__Task prompt__.
Reproduce the data exactly and drop any pictures it holds.

(Dataset excerpts)
——————
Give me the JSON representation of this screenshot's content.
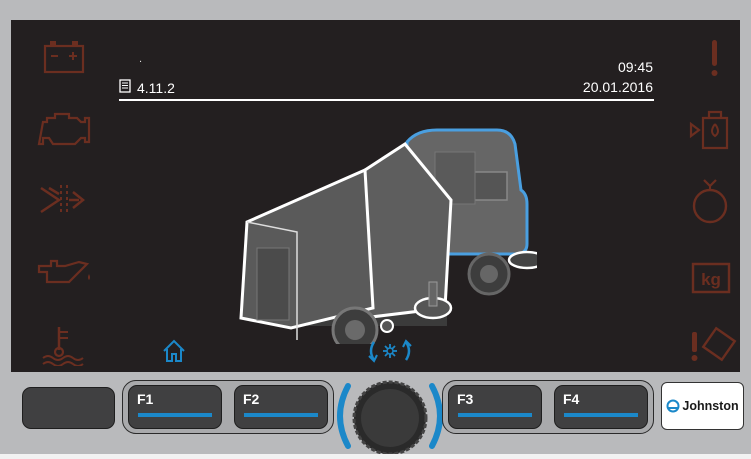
{
  "header": {
    "marker": ".",
    "version": "4.11.2",
    "time": "09:45",
    "date": "20.01.2016"
  },
  "left_icons": [
    "battery-warning-icon",
    "engine-warning-icon",
    "transmission-flow-icon",
    "oil-pressure-icon",
    "coolant-temperature-icon"
  ],
  "right_icons": [
    "general-warning-icon",
    "water-tank-icon",
    "suction-fan-icon",
    "weight-kg-icon",
    "tilt-warning-icon"
  ],
  "bottom_nav": [
    "home-icon",
    "fan-mode-icon"
  ],
  "softkeys": {
    "f1": "F1",
    "f2": "F2",
    "f3": "F3",
    "f4": "F4"
  },
  "brand": {
    "logo_text": "Johnston"
  },
  "colors": {
    "warning_icon": "#6b2e20",
    "accent": "#1b88c9",
    "screen_bg": "#231f20"
  }
}
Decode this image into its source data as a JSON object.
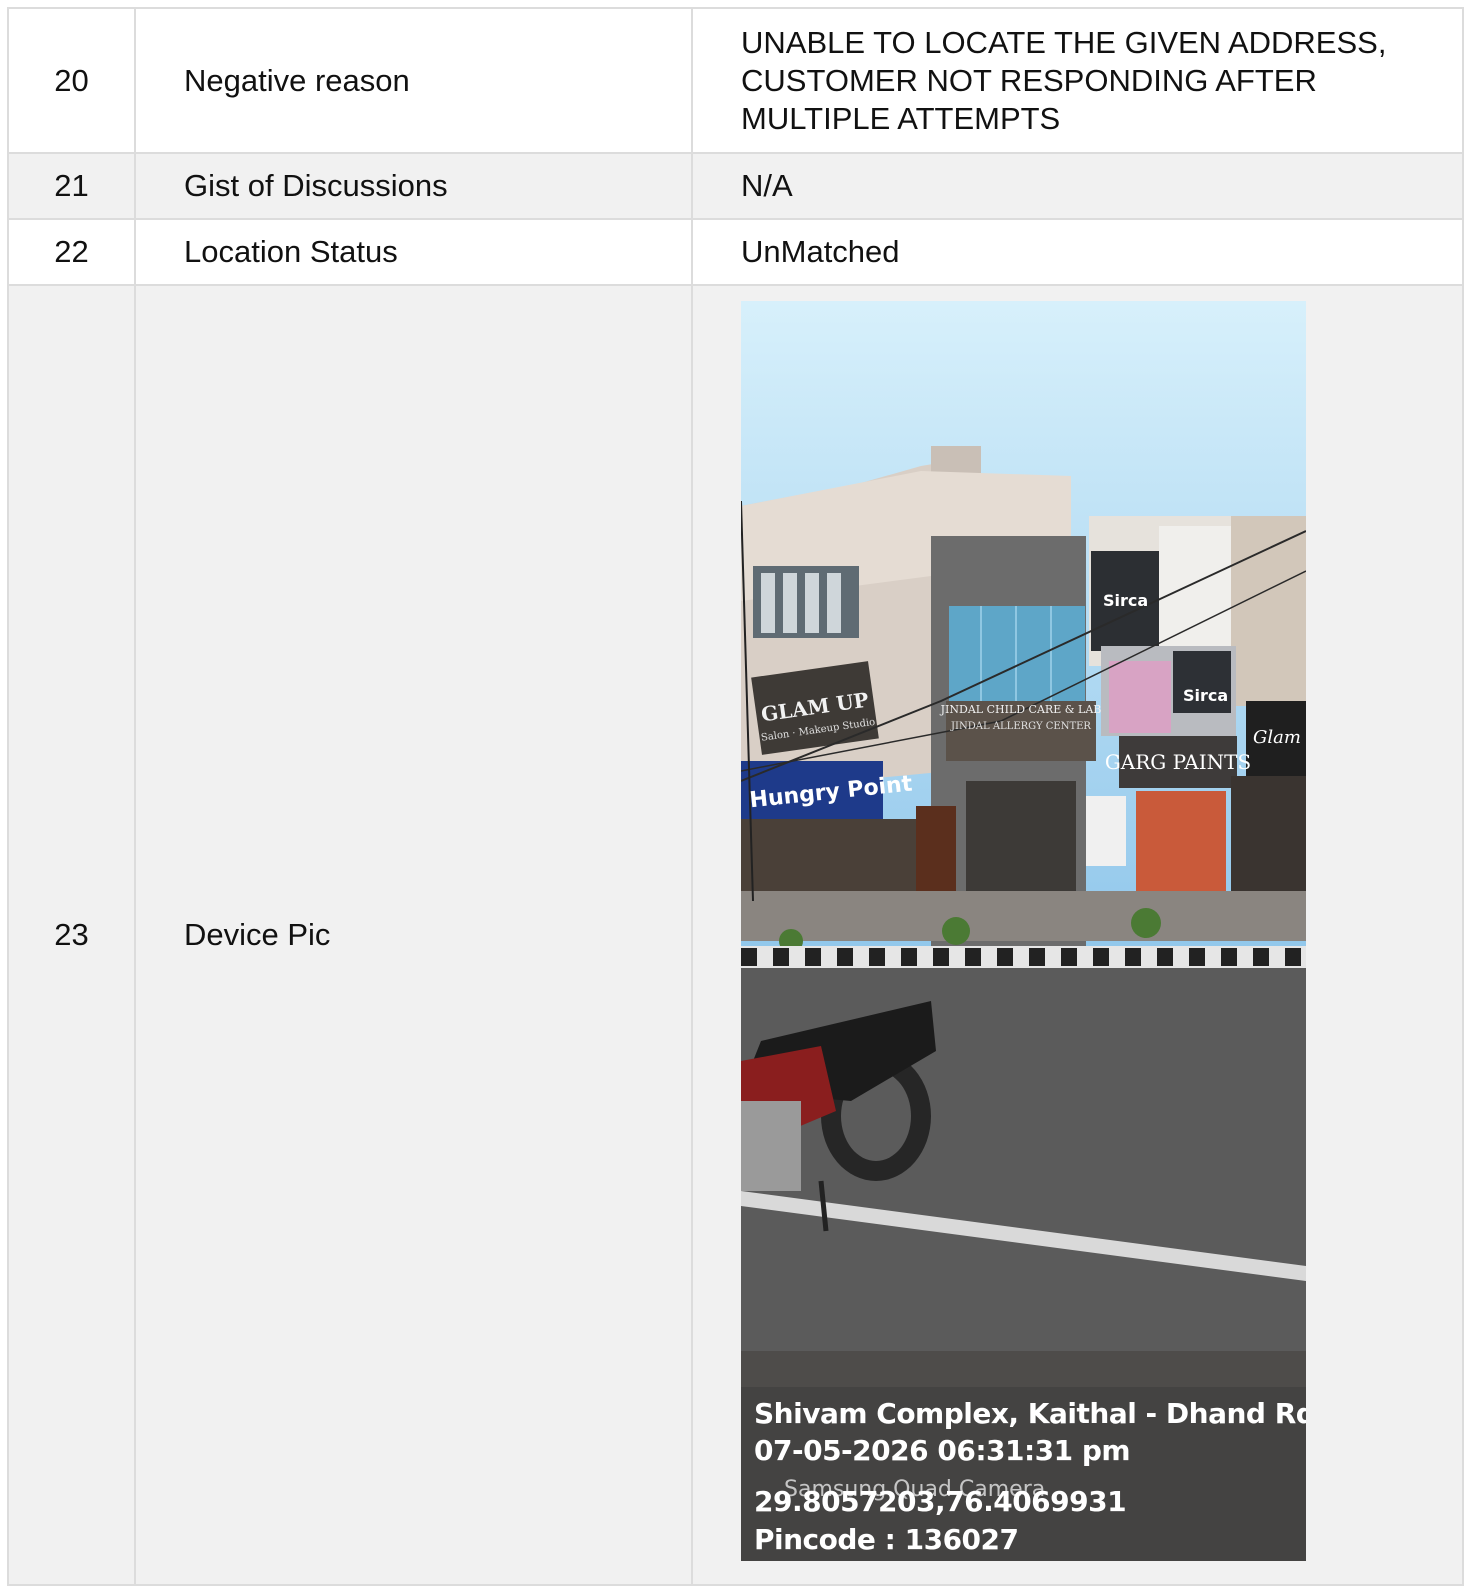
{
  "rows": [
    {
      "num": "20",
      "label": "Negative reason",
      "value": "UNABLE TO LOCATE THE GIVEN ADDRESS, CUSTOMER NOT RESPONDING AFTER MULTIPLE ATTEMPTS"
    },
    {
      "num": "21",
      "label": "Gist of Discussions",
      "value": "N/A"
    },
    {
      "num": "22",
      "label": "Location Status",
      "value": "UnMatched"
    },
    {
      "num": "23",
      "label": "Device Pic"
    }
  ],
  "photo": {
    "address_line": "Shivam Complex, Kaithal - Dhand Rd, ...",
    "datetime": "07-05-2026 06:31:31 pm",
    "watermark": "Samsung Quad Camera",
    "coordinates": "29.8057203,76.4069931",
    "pincode": "Pincode : 136027",
    "signs": {
      "glam_up": "GLAM UP",
      "glam_up_sub": "Salon · Makeup Studio",
      "hungry_point": "Hungry Point",
      "child_care": "JINDAL CHILD CARE & LAB",
      "allergy": "JINDAL ALLERGY CENTER",
      "sirca": "Sirca",
      "garg_paints": "GARG PAINTS",
      "glam_right": "Glam"
    }
  }
}
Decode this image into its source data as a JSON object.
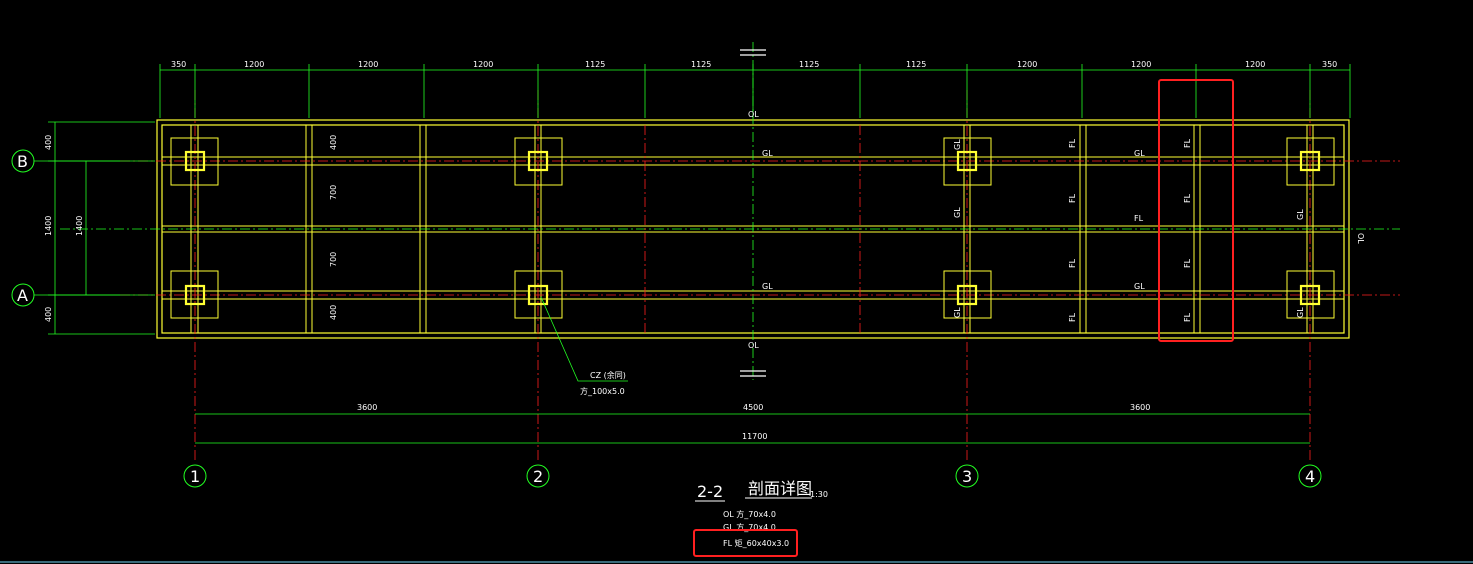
{
  "drawing": {
    "title_num": "2-2",
    "title_text": "剖面详图",
    "scale": "1:30",
    "legend": [
      "OL  方_70x4.0",
      "GL  方_70x4.0",
      "FL  矩_60x40x3.0"
    ],
    "column_note": [
      "CZ (余同)",
      "方_100x5.0"
    ],
    "top_dims": [
      "350",
      "1200",
      "1200",
      "1200",
      "1125",
      "1125",
      "1125",
      "1125",
      "1200",
      "1200",
      "1200",
      "350"
    ],
    "left_dims_outer": [
      "400",
      "1400",
      "400"
    ],
    "left_dims_inner": [
      "1400"
    ],
    "inner_dims": [
      "400",
      "700",
      "700",
      "400"
    ],
    "bottom_dims": [
      "3600",
      "4500",
      "3600"
    ],
    "total_dim": "11700",
    "grid_letters": [
      "B",
      "A"
    ],
    "grid_numbers": [
      "1",
      "2",
      "3",
      "4"
    ],
    "member_labels": {
      "ol": "OL",
      "gl": "GL",
      "fl": "FL",
      "cl": "GL",
      "right_edge": "OL"
    }
  },
  "colors": {
    "background": "#000000",
    "yellow": "#ffff33",
    "green": "#22ff22",
    "red": "#ff2020",
    "white": "#ffffff",
    "highlight": "#ff2020"
  }
}
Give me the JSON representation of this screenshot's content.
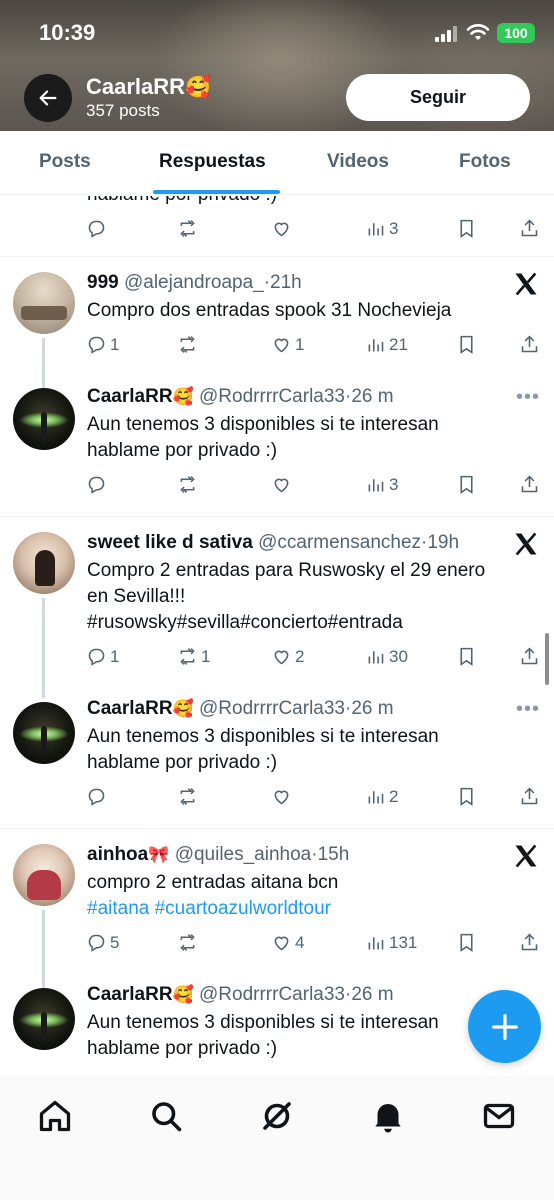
{
  "status_bar": {
    "time": "10:39",
    "battery": "100"
  },
  "profile": {
    "name": "CaarlaRR",
    "name_emoji": "🥰",
    "posts_count": "357 posts",
    "follow_label": "Seguir"
  },
  "tabs": [
    {
      "label": "Posts",
      "active": false
    },
    {
      "label": "Respuestas",
      "active": true
    },
    {
      "label": "Videos",
      "active": false
    },
    {
      "label": "Fotos",
      "active": false
    }
  ],
  "feed": {
    "top_partial": {
      "text": "hablame por privado :)",
      "views": "3"
    },
    "threads": [
      {
        "original": {
          "name": "999",
          "name_emoji": "",
          "handle": "@alejandroapa_",
          "time": "21h",
          "lines": [
            "Compro dos entradas spook 31 Nochevieja"
          ],
          "replies": "1",
          "reposts": "",
          "likes": "1",
          "views": "21"
        },
        "reply": {
          "name": "CaarlaRR",
          "name_emoji": "🥰",
          "handle": "@RodrrrrCarla33",
          "time": "26 m",
          "lines": [
            "Aun tenemos 3 disponibles si te interesan",
            "hablame por privado :)"
          ],
          "views": "3"
        }
      },
      {
        "original": {
          "name": "sweet like d sativa",
          "name_emoji": "",
          "handle": "@ccarmensanchez",
          "time": "19h",
          "lines": [
            "Compro 2 entradas para Ruswosky el 29 enero",
            "en Sevilla!!!",
            "#rusowsky#sevilla#concierto#entrada"
          ],
          "replies": "1",
          "reposts": "1",
          "likes": "2",
          "views": "30"
        },
        "reply": {
          "name": "CaarlaRR",
          "name_emoji": "🥰",
          "handle": "@RodrrrrCarla33",
          "time": "26 m",
          "lines": [
            "Aun tenemos 3 disponibles si te interesan",
            "hablame por privado :)"
          ],
          "views": "2"
        }
      },
      {
        "original": {
          "name": "ainhoa",
          "name_emoji": "🎀",
          "handle": "@quiles_ainhoa",
          "time": "15h",
          "lines": [
            "compro 2 entradas aitana bcn"
          ],
          "hashtags": "#aitana #cuartoazulworldtour",
          "replies": "5",
          "reposts": "",
          "likes": "4",
          "views": "131"
        },
        "reply": {
          "name": "CaarlaRR",
          "name_emoji": "🥰",
          "handle": "@RodrrrrCarla33",
          "time": "26 m",
          "lines": [
            "Aun tenemos 3 disponibles si te interesan",
            "hablame por privado :)"
          ]
        }
      }
    ]
  },
  "separator": "·",
  "more_label": "•••",
  "colors": {
    "accent": "#1d9bf0",
    "text_primary": "#0f1419",
    "text_secondary": "#536471",
    "battery": "#34c759"
  },
  "icons": [
    "back-arrow-icon",
    "reply-icon",
    "repost-icon",
    "like-icon",
    "views-icon",
    "bookmark-icon",
    "share-icon",
    "x-logo-icon",
    "more-icon",
    "compose-icon",
    "home-icon",
    "search-icon",
    "grok-icon",
    "notifications-icon",
    "messages-icon"
  ]
}
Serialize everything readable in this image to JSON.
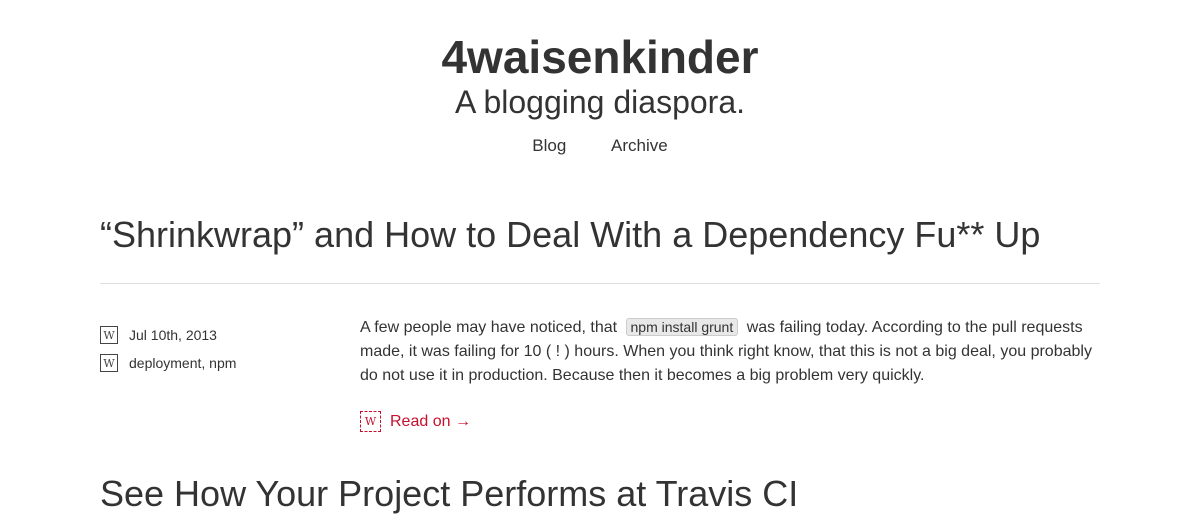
{
  "site": {
    "title": "4waisenkinder",
    "tagline": "A blogging diaspora."
  },
  "nav": {
    "items": [
      {
        "label": "Blog"
      },
      {
        "label": "Archive"
      }
    ]
  },
  "post": {
    "title": "“Shrinkwrap” and How to Deal With a Dependency Fu** Up",
    "date": "Jul 10th, 2013",
    "tags": "deployment, npm",
    "excerpt_before": "A few people may have noticed, that",
    "code": "npm install grunt",
    "excerpt_after": "was failing today. According to the pull requests made, it was failing for 10 ( ! ) hours. When you think right know, that this is not a big deal, you probably do not use it in production. Because then it becomes a big problem very quickly.",
    "read_on": "Read on →",
    "stamp_glyph": "W"
  },
  "next_post": {
    "title": "See How Your Project Performs at Travis CI"
  },
  "colors": {
    "text": "#333333",
    "accent": "#c8102e",
    "rule": "#dddddd"
  }
}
——————
__Output for this task__.
Give me the JSON representation of this screenshot's content.
{
  "header": {
    "marker": ".",
    "version": "4.11.2",
    "time": "09:45",
    "date": "20.01.2016"
  },
  "left_icons": [
    "battery-warning-icon",
    "engine-warning-icon",
    "transmission-flow-icon",
    "oil-pressure-icon",
    "coolant-temperature-icon"
  ],
  "right_icons": [
    "general-warning-icon",
    "water-tank-icon",
    "suction-fan-icon",
    "weight-kg-icon",
    "tilt-warning-icon"
  ],
  "bottom_nav": [
    "home-icon",
    "fan-mode-icon"
  ],
  "softkeys": {
    "f1": "F1",
    "f2": "F2",
    "f3": "F3",
    "f4": "F4"
  },
  "brand": {
    "logo_text": "Johnston"
  },
  "colors": {
    "warning_icon": "#6b2e20",
    "accent": "#1b88c9",
    "screen_bg": "#231f20"
  }
}
Decode this image into its source data as a JSON object.
{
  "rows": [
    {
      "num": "20",
      "label": "Negative reason",
      "value": "UNABLE TO LOCATE THE GIVEN ADDRESS, CUSTOMER NOT RESPONDING AFTER MULTIPLE ATTEMPTS"
    },
    {
      "num": "21",
      "label": "Gist of Discussions",
      "value": "N/A"
    },
    {
      "num": "22",
      "label": "Location Status",
      "value": "UnMatched"
    },
    {
      "num": "23",
      "label": "Device Pic"
    }
  ],
  "photo": {
    "address_line": "Shivam Complex, Kaithal - Dhand Rd, ...",
    "datetime": "07-05-2026 06:31:31 pm",
    "watermark": "Samsung Quad Camera",
    "coordinates": "29.8057203,76.4069931",
    "pincode": "Pincode : 136027",
    "signs": {
      "glam_up": "GLAM UP",
      "glam_up_sub": "Salon · Makeup Studio",
      "hungry_point": "Hungry Point",
      "child_care": "JINDAL CHILD CARE & LAB",
      "allergy": "JINDAL ALLERGY CENTER",
      "sirca": "Sirca",
      "garg_paints": "GARG PAINTS",
      "glam_right": "Glam"
    }
  }
}
Decode this image into its source data as a JSON object.
{
  "drawing": {
    "title_num": "2-2",
    "title_text": "剖面详图",
    "scale": "1:30",
    "legend": [
      "OL  方_70x4.0",
      "GL  方_70x4.0",
      "FL  矩_60x40x3.0"
    ],
    "column_note": [
      "CZ (余同)",
      "方_100x5.0"
    ],
    "top_dims": [
      "350",
      "1200",
      "1200",
      "1200",
      "1125",
      "1125",
      "1125",
      "1125",
      "1200",
      "1200",
      "1200",
      "350"
    ],
    "left_dims_outer": [
      "400",
      "1400",
      "400"
    ],
    "left_dims_inner": [
      "1400"
    ],
    "inner_dims": [
      "400",
      "700",
      "700",
      "400"
    ],
    "bottom_dims": [
      "3600",
      "4500",
      "3600"
    ],
    "total_dim": "11700",
    "grid_letters": [
      "B",
      "A"
    ],
    "grid_numbers": [
      "1",
      "2",
      "3",
      "4"
    ],
    "member_labels": {
      "ol": "OL",
      "gl": "GL",
      "fl": "FL",
      "cl": "GL",
      "right_edge": "OL"
    }
  },
  "colors": {
    "background": "#000000",
    "yellow": "#ffff33",
    "green": "#22ff22",
    "red": "#ff2020",
    "white": "#ffffff",
    "highlight": "#ff2020"
  }
}
Give me the JSON representation of this screenshot's content.
{
  "status_bar": {
    "time": "10:39",
    "battery": "100"
  },
  "profile": {
    "name": "CaarlaRR",
    "name_emoji": "🥰",
    "posts_count": "357 posts",
    "follow_label": "Seguir"
  },
  "tabs": [
    {
      "label": "Posts",
      "active": false
    },
    {
      "label": "Respuestas",
      "active": true
    },
    {
      "label": "Videos",
      "active": false
    },
    {
      "label": "Fotos",
      "active": false
    }
  ],
  "feed": {
    "top_partial": {
      "text": "hablame por privado :)",
      "views": "3"
    },
    "threads": [
      {
        "original": {
          "name": "999",
          "name_emoji": "",
          "handle": "@alejandroapa_",
          "time": "21h",
          "lines": [
            "Compro dos entradas spook 31 Nochevieja"
          ],
          "replies": "1",
          "reposts": "",
          "likes": "1",
          "views": "21"
        },
        "reply": {
          "name": "CaarlaRR",
          "name_emoji": "🥰",
          "handle": "@RodrrrrCarla33",
          "time": "26 m",
          "lines": [
            "Aun tenemos 3 disponibles si te interesan",
            "hablame por privado :)"
          ],
          "views": "3"
        }
      },
      {
        "original": {
          "name": "sweet like d sativa",
          "name_emoji": "",
          "handle": "@ccarmensanchez",
          "time": "19h",
          "lines": [
            "Compro 2 entradas para Ruswosky el 29 enero",
            "en Sevilla!!!",
            "#rusowsky#sevilla#concierto#entrada"
          ],
          "replies": "1",
          "reposts": "1",
          "likes": "2",
          "views": "30"
        },
        "reply": {
          "name": "CaarlaRR",
          "name_emoji": "🥰",
          "handle": "@RodrrrrCarla33",
          "time": "26 m",
          "lines": [
            "Aun tenemos 3 disponibles si te interesan",
            "hablame por privado :)"
          ],
          "views": "2"
        }
      },
      {
        "original": {
          "name": "ainhoa",
          "name_emoji": "🎀",
          "handle": "@quiles_ainhoa",
          "time": "15h",
          "lines": [
            "compro 2 entradas aitana bcn"
          ],
          "hashtags": "#aitana #cuartoazulworldtour",
          "replies": "5",
          "reposts": "",
          "likes": "4",
          "views": "131"
        },
        "reply": {
          "name": "CaarlaRR",
          "name_emoji": "🥰",
          "handle": "@RodrrrrCarla33",
          "time": "26 m",
          "lines": [
            "Aun tenemos 3 disponibles si te interesan",
            "hablame por privado :)"
          ]
        }
      }
    ]
  },
  "separator": "·",
  "more_label": "•••",
  "colors": {
    "accent": "#1d9bf0",
    "text_primary": "#0f1419",
    "text_secondary": "#536471",
    "battery": "#34c759"
  },
  "icons": [
    "back-arrow-icon",
    "reply-icon",
    "repost-icon",
    "like-icon",
    "views-icon",
    "bookmark-icon",
    "share-icon",
    "x-logo-icon",
    "more-icon",
    "compose-icon",
    "home-icon",
    "search-icon",
    "grok-icon",
    "notifications-icon",
    "messages-icon"
  ]
}
Serialize everything readable in this image to JSON.
{
  "site": {
    "title": "4waisenkinder",
    "tagline": "A blogging diaspora."
  },
  "nav": {
    "items": [
      {
        "label": "Blog"
      },
      {
        "label": "Archive"
      }
    ]
  },
  "post": {
    "title": "“Shrinkwrap” and How to Deal With a Dependency Fu** Up",
    "date": "Jul 10th, 2013",
    "tags": "deployment, npm",
    "excerpt_before": "A few people may have noticed, that",
    "code": "npm install grunt",
    "excerpt_after": "was failing today. According to the pull requests made, it was failing for 10 ( ! ) hours. When you think right know, that this is not a big deal, you probably do not use it in production. Because then it becomes a big problem very quickly.",
    "read_on": "Read on →",
    "stamp_glyph": "W"
  },
  "next_post": {
    "title": "See How Your Project Performs at Travis CI"
  },
  "colors": {
    "text": "#333333",
    "accent": "#c8102e",
    "rule": "#dddddd"
  }
}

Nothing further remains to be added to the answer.